Exercise objective: Copy out the data below verbatim.

Records provided:
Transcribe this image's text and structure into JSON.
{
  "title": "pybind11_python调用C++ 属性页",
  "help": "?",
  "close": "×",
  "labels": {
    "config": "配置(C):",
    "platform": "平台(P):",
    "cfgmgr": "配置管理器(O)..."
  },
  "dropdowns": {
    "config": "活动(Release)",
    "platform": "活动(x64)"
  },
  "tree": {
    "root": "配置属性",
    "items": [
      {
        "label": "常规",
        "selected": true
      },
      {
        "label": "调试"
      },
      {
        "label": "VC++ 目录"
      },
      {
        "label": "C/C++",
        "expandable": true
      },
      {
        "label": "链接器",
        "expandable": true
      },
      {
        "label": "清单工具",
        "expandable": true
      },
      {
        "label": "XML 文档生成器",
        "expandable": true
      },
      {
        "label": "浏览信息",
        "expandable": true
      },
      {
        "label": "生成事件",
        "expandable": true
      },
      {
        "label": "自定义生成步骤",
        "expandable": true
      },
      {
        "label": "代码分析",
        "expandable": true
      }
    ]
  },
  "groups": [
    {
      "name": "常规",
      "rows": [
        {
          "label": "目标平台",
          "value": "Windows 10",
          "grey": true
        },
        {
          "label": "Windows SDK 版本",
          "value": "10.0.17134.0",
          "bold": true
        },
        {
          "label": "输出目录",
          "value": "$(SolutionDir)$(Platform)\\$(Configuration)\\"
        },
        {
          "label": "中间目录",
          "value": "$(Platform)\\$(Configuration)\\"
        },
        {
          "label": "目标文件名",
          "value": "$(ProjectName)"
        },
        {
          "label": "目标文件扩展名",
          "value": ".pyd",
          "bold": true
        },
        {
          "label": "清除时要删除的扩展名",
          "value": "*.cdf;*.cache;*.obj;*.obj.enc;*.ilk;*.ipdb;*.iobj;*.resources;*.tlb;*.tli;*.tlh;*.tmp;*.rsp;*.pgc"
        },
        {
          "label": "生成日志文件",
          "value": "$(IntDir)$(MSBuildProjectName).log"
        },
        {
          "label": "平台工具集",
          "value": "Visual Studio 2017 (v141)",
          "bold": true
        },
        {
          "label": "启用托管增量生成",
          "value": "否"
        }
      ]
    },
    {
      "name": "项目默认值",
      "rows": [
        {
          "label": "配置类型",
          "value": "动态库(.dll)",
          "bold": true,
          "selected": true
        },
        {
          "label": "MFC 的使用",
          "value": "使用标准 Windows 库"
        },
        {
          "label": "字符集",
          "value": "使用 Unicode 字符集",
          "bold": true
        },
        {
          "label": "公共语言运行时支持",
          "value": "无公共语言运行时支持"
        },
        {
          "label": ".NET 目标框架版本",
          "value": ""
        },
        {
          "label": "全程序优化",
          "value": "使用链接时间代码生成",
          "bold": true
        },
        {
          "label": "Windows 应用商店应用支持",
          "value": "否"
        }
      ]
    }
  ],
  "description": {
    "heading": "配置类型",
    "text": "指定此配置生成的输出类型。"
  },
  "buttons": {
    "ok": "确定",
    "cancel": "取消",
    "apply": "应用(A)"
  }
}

Reply to the task:
Transcribe this image's text and structure into JSON.
{
  "title": "pybind11_python调用C++ 属性页",
  "help": "?",
  "close": "×",
  "labels": {
    "config": "配置(C):",
    "platform": "平台(P):",
    "cfgmgr": "配置管理器(O)..."
  },
  "dropdowns": {
    "config": "活动(Release)",
    "platform": "活动(x64)"
  },
  "tree": {
    "root": "配置属性",
    "items": [
      {
        "label": "常规",
        "selected": true
      },
      {
        "label": "调试"
      },
      {
        "label": "VC++ 目录"
      },
      {
        "label": "C/C++",
        "expandable": true
      },
      {
        "label": "链接器",
        "expandable": true
      },
      {
        "label": "清单工具",
        "expandable": true
      },
      {
        "label": "XML 文档生成器",
        "expandable": true
      },
      {
        "label": "浏览信息",
        "expandable": true
      },
      {
        "label": "生成事件",
        "expandable": true
      },
      {
        "label": "自定义生成步骤",
        "expandable": true
      },
      {
        "label": "代码分析",
        "expandable": true
      }
    ]
  },
  "groups": [
    {
      "name": "常规",
      "rows": [
        {
          "label": "目标平台",
          "value": "Windows 10",
          "grey": true
        },
        {
          "label": "Windows SDK 版本",
          "value": "10.0.17134.0",
          "bold": true
        },
        {
          "label": "输出目录",
          "value": "$(SolutionDir)$(Platform)\\$(Configuration)\\"
        },
        {
          "label": "中间目录",
          "value": "$(Platform)\\$(Configuration)\\"
        },
        {
          "label": "目标文件名",
          "value": "$(ProjectName)"
        },
        {
          "label": "目标文件扩展名",
          "value": ".pyd",
          "bold": true
        },
        {
          "label": "清除时要删除的扩展名",
          "value": "*.cdf;*.cache;*.obj;*.obj.enc;*.ilk;*.ipdb;*.iobj;*.resources;*.tlb;*.tli;*.tlh;*.tmp;*.rsp;*.pgc"
        },
        {
          "label": "生成日志文件",
          "value": "$(IntDir)$(MSBuildProjectName).log"
        },
        {
          "label": "平台工具集",
          "value": "Visual Studio 2017 (v141)",
          "bold": true
        },
        {
          "label": "启用托管增量生成",
          "value": "否"
        }
      ]
    },
    {
      "name": "项目默认值",
      "rows": [
        {
          "label": "配置类型",
          "value": "动态库(.dll)",
          "bold": true,
          "selected": true
        },
        {
          "label": "MFC 的使用",
          "value": "使用标准 Windows 库"
        },
        {
          "label": "字符集",
          "value": "使用 Unicode 字符集",
          "bold": true
        },
        {
          "label": "公共语言运行时支持",
          "value": "无公共语言运行时支持"
        },
        {
          "label": ".NET 目标框架版本",
          "value": ""
        },
        {
          "label": "全程序优化",
          "value": "使用链接时间代码生成",
          "bold": true
        },
        {
          "label": "Windows 应用商店应用支持",
          "value": "否"
        }
      ]
    }
  ],
  "description": {
    "heading": "配置类型",
    "text": "指定此配置生成的输出类型。"
  },
  "buttons": {
    "ok": "确定",
    "cancel": "取消",
    "apply": "应用(A)"
  }
}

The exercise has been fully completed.